WRITTEN EXERCISE:
Using the listing below, report all lines holding the word "name".

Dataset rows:
+++

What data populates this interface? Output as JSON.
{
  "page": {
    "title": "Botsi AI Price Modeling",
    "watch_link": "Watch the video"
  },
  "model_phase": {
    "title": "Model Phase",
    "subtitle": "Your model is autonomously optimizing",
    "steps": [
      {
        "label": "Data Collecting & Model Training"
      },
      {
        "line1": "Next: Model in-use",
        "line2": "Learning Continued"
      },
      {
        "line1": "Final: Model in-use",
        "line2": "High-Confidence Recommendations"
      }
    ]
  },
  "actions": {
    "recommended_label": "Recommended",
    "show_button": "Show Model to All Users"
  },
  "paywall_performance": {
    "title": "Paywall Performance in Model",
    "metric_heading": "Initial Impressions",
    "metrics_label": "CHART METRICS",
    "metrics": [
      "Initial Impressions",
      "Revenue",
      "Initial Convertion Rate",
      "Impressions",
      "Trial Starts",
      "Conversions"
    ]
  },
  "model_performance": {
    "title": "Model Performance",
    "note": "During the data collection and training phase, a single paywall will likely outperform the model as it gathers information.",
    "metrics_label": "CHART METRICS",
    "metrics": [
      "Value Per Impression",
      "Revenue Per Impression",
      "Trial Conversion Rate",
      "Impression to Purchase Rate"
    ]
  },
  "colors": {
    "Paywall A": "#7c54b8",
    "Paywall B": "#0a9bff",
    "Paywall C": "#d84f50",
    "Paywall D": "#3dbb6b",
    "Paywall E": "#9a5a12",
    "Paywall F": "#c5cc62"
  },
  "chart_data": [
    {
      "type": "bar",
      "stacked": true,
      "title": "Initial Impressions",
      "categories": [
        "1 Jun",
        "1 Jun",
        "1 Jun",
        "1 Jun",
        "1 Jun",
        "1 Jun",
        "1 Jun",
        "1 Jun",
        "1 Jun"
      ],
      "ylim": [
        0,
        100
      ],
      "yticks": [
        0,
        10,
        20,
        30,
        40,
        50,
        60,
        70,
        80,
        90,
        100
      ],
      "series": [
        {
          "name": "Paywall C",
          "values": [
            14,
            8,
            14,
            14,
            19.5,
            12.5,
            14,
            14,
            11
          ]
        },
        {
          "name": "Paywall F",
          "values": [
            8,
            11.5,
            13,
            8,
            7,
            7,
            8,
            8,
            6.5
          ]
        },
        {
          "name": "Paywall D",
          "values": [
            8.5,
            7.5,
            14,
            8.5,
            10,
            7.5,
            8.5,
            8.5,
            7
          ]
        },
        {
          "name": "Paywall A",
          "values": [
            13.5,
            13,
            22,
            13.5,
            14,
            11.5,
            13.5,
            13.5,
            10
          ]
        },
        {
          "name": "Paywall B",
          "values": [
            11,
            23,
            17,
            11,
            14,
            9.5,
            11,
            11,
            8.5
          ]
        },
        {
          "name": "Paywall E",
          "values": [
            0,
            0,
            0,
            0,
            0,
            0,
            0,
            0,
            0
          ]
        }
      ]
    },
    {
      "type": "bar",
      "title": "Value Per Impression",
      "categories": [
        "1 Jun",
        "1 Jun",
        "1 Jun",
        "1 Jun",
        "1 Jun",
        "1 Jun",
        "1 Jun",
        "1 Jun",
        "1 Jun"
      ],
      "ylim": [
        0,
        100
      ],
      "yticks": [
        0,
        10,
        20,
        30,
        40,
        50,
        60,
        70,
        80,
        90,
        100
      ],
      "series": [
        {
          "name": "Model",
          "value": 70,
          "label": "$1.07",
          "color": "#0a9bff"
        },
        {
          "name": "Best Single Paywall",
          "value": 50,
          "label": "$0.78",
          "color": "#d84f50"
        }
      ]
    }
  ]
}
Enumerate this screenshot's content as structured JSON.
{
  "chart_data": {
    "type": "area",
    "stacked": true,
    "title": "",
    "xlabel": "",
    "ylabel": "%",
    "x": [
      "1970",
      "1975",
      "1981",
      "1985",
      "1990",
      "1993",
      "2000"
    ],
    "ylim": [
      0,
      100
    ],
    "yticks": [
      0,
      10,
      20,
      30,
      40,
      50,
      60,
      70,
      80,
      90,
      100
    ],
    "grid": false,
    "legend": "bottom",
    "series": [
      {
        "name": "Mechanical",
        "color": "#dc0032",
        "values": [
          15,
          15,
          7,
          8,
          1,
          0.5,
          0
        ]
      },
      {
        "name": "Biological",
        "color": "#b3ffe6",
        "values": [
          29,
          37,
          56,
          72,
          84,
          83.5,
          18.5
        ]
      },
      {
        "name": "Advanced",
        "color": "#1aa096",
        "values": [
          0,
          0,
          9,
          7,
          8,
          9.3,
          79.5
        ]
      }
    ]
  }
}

+++

EXPECTED OUTPUT:
          "name": "Paywall C",
          "name": "Paywall F",
          "name": "Paywall D",
          "name": "Paywall A",
          "name": "Paywall B",
          "name": "Paywall E",
          "name": "Model",
          "name": "Best Single Paywall",
        "name": "Mechanical",
        "name": "Biological",
        "name": "Advanced",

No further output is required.